* [Direction]: Show all lines of the listing that hold the word "name".

Extracted data entries:

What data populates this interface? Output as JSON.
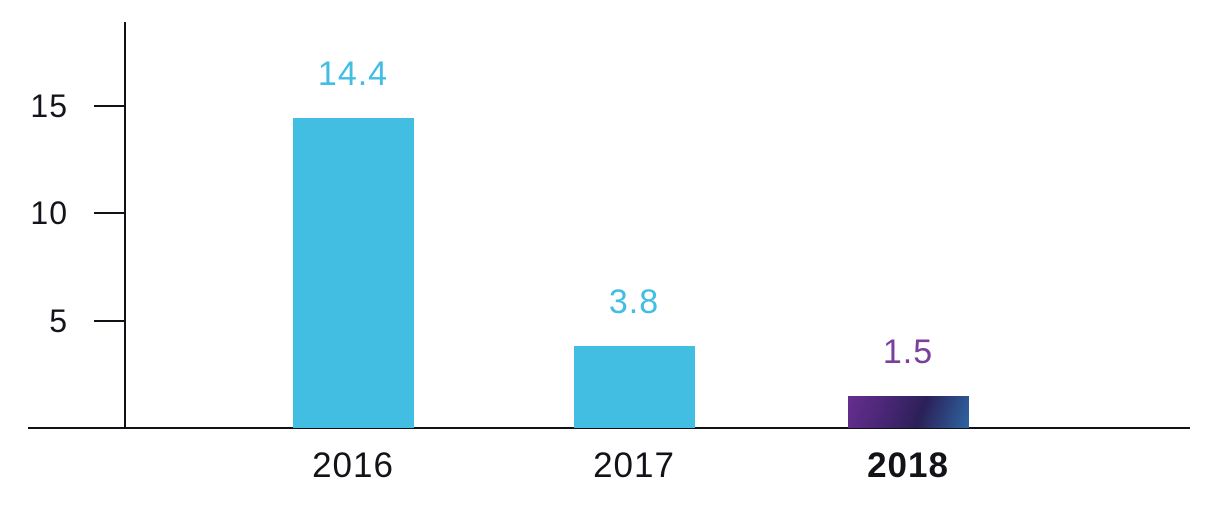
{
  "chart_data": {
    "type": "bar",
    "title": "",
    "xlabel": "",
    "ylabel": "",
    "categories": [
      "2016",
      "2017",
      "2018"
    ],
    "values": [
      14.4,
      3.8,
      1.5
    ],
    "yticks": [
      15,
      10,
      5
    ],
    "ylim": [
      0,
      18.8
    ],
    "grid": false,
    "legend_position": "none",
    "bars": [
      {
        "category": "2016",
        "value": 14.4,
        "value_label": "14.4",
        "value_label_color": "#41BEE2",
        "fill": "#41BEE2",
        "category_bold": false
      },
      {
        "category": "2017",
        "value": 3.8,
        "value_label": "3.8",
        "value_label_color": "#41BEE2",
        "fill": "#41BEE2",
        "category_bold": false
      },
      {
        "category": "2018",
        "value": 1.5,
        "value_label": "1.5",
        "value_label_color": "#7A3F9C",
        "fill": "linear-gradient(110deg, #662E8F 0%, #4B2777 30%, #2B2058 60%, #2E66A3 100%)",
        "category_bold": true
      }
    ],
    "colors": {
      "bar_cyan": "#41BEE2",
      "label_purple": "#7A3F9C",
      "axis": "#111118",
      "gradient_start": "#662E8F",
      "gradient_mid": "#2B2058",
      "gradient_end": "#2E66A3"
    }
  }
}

...

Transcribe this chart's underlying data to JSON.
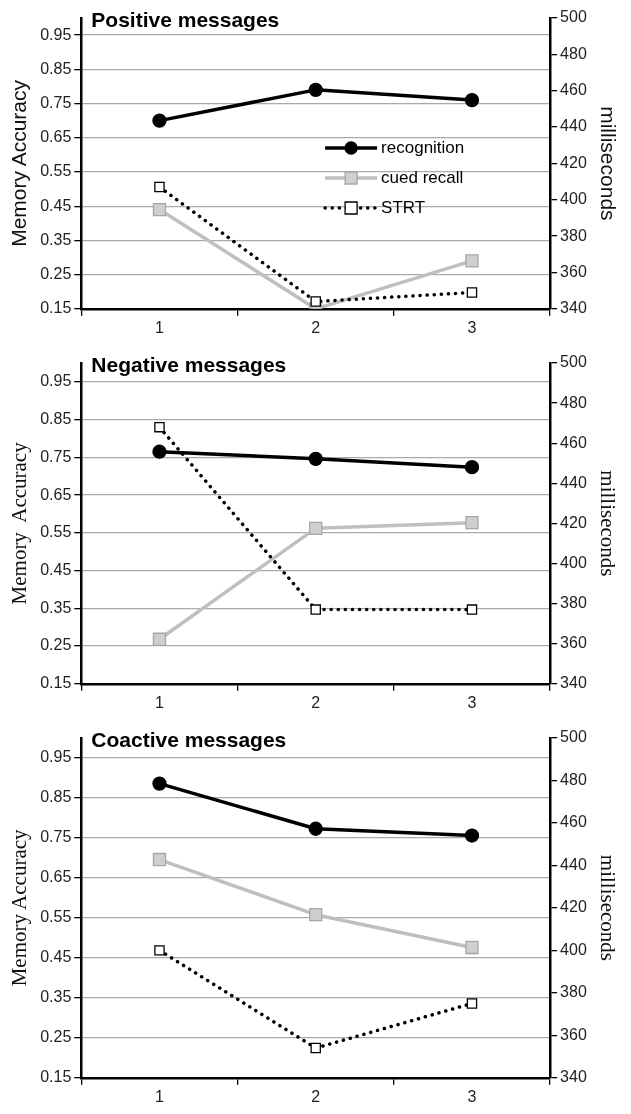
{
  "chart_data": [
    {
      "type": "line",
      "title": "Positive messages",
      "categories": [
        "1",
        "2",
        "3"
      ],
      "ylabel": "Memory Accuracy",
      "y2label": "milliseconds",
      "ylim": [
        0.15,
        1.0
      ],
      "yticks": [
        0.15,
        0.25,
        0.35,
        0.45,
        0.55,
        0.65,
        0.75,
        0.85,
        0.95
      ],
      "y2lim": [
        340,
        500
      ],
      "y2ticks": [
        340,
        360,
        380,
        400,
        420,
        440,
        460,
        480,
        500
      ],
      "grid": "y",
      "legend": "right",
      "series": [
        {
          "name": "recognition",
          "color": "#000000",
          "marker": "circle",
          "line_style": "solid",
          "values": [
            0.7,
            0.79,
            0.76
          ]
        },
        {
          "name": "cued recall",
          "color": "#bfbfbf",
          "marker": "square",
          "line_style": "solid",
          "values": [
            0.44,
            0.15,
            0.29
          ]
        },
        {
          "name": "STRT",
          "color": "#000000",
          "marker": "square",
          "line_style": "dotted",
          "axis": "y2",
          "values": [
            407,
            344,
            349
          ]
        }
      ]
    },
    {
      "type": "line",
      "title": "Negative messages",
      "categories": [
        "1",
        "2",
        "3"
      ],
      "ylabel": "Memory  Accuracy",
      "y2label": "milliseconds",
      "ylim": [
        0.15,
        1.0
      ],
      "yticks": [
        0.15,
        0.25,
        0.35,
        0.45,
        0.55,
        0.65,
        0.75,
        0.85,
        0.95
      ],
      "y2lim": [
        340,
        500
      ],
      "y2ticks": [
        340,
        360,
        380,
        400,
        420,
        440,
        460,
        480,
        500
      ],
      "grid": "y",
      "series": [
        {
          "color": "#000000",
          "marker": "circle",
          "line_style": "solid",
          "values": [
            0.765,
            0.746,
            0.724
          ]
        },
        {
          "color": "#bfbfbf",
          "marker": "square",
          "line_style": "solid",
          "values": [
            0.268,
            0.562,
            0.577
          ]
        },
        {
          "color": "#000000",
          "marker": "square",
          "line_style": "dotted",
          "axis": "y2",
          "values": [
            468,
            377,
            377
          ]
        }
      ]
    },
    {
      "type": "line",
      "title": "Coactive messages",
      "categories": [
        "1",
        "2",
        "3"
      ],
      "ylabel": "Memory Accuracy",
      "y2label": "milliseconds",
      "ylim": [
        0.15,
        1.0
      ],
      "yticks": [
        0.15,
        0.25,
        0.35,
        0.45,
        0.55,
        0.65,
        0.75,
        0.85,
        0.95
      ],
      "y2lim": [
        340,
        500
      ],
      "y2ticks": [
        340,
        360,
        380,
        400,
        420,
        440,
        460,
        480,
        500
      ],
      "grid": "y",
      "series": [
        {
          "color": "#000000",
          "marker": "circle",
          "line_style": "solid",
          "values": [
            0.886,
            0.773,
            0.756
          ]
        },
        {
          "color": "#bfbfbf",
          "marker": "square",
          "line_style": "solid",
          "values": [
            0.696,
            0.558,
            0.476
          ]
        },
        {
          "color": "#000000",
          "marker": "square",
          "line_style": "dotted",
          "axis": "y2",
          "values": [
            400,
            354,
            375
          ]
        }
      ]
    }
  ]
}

* [Result below]:
          "name": "recognition",
          "name": "cued recall",
          "name": "STRT",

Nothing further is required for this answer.